== WHAT NEEDS TO BE DONE ==
Copy everything in the cache CPI discussion from "It might help" down to "access at 300CPI.", character for character.

== TEXT SHOWN ==
===
What if it is like this : for a two level cache The effective CPI is:

CPi= CPI(normal)+MissRAteL1*MissPenaltyL2+GlobalMissRAte*TotalMissPenalty

then for three level cache it might be:

CPI=CPI+MissRateL1*MissPenaltyL2+(MISSRATEL2/MissRAteL1) (MissPEnaltyL1+MissPEnaltyL2)+GlobalMissRate (MissPEnaltyL1+MissPEnaltyL2+MissPEnaltyL3)

CPI=2+7%x60+(7%/30%)x(60+30)+3%x(300+60+90)..

Answer 2

It might help to think about it from a different direction. If we assume we are going to execute 1,000,000 instructions, given your primary cache hit rate, 93% of those will hit and only require 2CPI. 7%, or 70,000 will need to hit lower cache levels. Of that 70,000, 70% (49,000) will hit in L2 and require 15ns (or 30CPI). That leaves 21,000 that need to come from L3 or lower. 97% (20370) will hit in L3 and require 60CPI. The remaining 630 will require memory access at 300CPI.

So the total clocks for the whole pile is 930,000 * 2 + 49,000 * 30 + 20370 * 60 + 630 * 300, which is a total of 4,741,200, which, given the instruction count of 1,000,000, gives an effective CPI of 4.7412.
===
== RECORDED DATA ==
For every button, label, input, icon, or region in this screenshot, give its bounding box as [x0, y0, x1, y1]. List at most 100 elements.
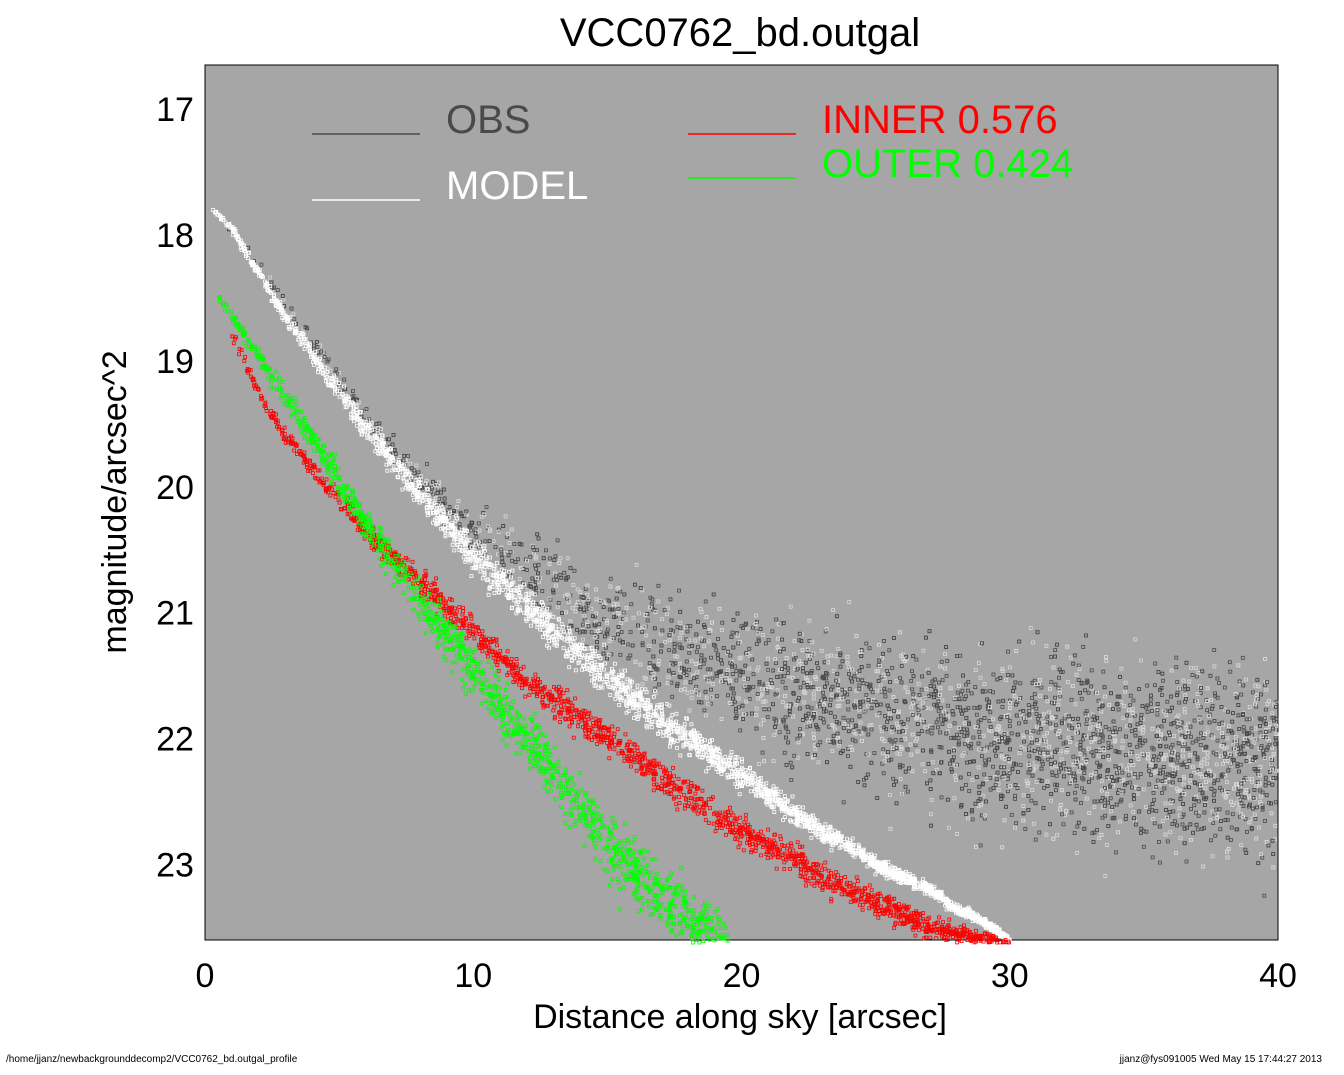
===
== CORRECT RESULT ==
It might help to think about it from a different direction. If we assume we are going to execute 1,000,000 instructions, given your primary cache hit rate, 93% of those will hit and only require 2CPI. 7%, or 70,000 will need to hit lower cache levels. Of that 70,000, 70% (49,000) will hit in L2 and require 15ns (or 30CPI). That leaves 21,000 that need to come from L3 or lower. 97% (20370) will hit in L3 and require 60CPI. The remaining 630 will require memory access at 300CPI.